WHAT NEEDS TO BE DONE —
Give back the full listing, character for character, with no pictures.

— start INPUT MATERIAL —

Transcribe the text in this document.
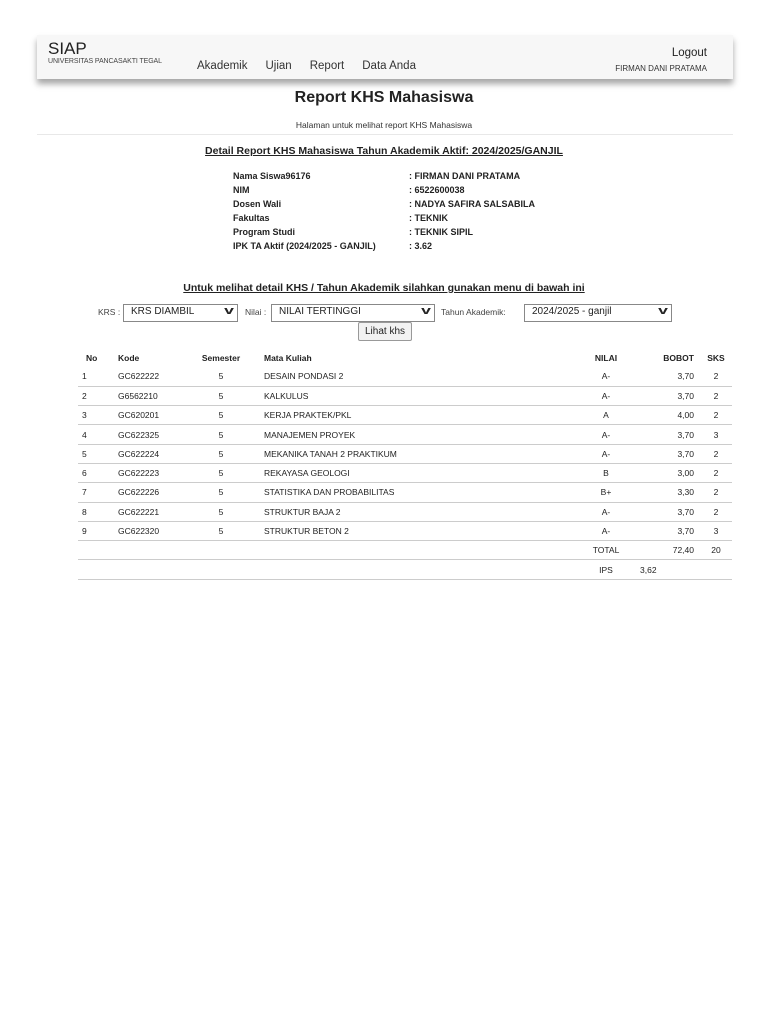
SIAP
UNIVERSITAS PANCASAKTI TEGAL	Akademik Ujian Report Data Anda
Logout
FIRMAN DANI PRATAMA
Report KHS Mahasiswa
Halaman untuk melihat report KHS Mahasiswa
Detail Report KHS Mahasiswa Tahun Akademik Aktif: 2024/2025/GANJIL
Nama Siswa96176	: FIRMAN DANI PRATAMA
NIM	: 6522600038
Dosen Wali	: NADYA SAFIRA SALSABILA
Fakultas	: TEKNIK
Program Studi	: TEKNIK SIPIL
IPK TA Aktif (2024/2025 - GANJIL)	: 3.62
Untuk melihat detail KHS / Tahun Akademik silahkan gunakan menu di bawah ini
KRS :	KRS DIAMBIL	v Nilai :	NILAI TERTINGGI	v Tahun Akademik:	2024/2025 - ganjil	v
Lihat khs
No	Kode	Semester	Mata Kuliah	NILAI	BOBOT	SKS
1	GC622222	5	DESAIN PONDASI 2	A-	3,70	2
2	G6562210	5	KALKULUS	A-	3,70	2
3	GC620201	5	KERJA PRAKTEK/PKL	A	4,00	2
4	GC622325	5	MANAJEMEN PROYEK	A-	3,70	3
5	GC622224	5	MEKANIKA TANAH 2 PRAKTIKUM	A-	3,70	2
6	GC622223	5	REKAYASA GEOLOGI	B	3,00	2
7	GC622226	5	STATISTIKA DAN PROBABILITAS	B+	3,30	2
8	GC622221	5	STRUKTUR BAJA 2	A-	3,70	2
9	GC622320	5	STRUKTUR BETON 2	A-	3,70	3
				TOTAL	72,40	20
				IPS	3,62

— end INPUT MATERIAL —

FINAL RESULT —
Transcribe the text in this document.
SIAP
UNIVERSITAS PANCASAKTI TEGAL	Akademik Ujian Report Data Anda
Logout
FIRMAN DANI PRATAMA
Report KHS Mahasiswa
Halaman untuk melihat report KHS Mahasiswa
Detail Report KHS Mahasiswa Tahun Akademik Aktif: 2024/2025/GANJIL
Nama Siswa96176	: FIRMAN DANI PRATAMA
NIM	: 6522600038
Dosen Wali	: NADYA SAFIRA SALSABILA
Fakultas	: TEKNIK
Program Studi	: TEKNIK SIPIL
IPK TA Aktif (2024/2025 - GANJIL)	: 3.62
Untuk melihat detail KHS / Tahun Akademik silahkan gunakan menu di bawah ini
KRS :	KRS DIAMBIL	v Nilai :	NILAI TERTINGGI	v Tahun Akademik:	2024/2025 - ganjil	v
Lihat khs
No	Kode	Semester	Mata Kuliah	NILAI	BOBOT	SKS
1	GC622222	5	DESAIN PONDASI 2	A-	3,70	2
2	G6562210	5	KALKULUS	A-	3,70	2
3	GC620201	5	KERJA PRAKTEK/PKL	A	4,00	2
4	GC622325	5	MANAJEMEN PROYEK	A-	3,70	3
5	GC622224	5	MEKANIKA TANAH 2 PRAKTIKUM	A-	3,70	2
6	GC622223	5	REKAYASA GEOLOGI	B	3,00	2
7	GC622226	5	STATISTIKA DAN PROBABILITAS	B+	3,30	2
8	GC622221	5	STRUKTUR BAJA 2	A-	3,70	2
9	GC622320	5	STRUKTUR BETON 2	A-	3,70	3
				TOTAL	72,40	20
				IPS	3,62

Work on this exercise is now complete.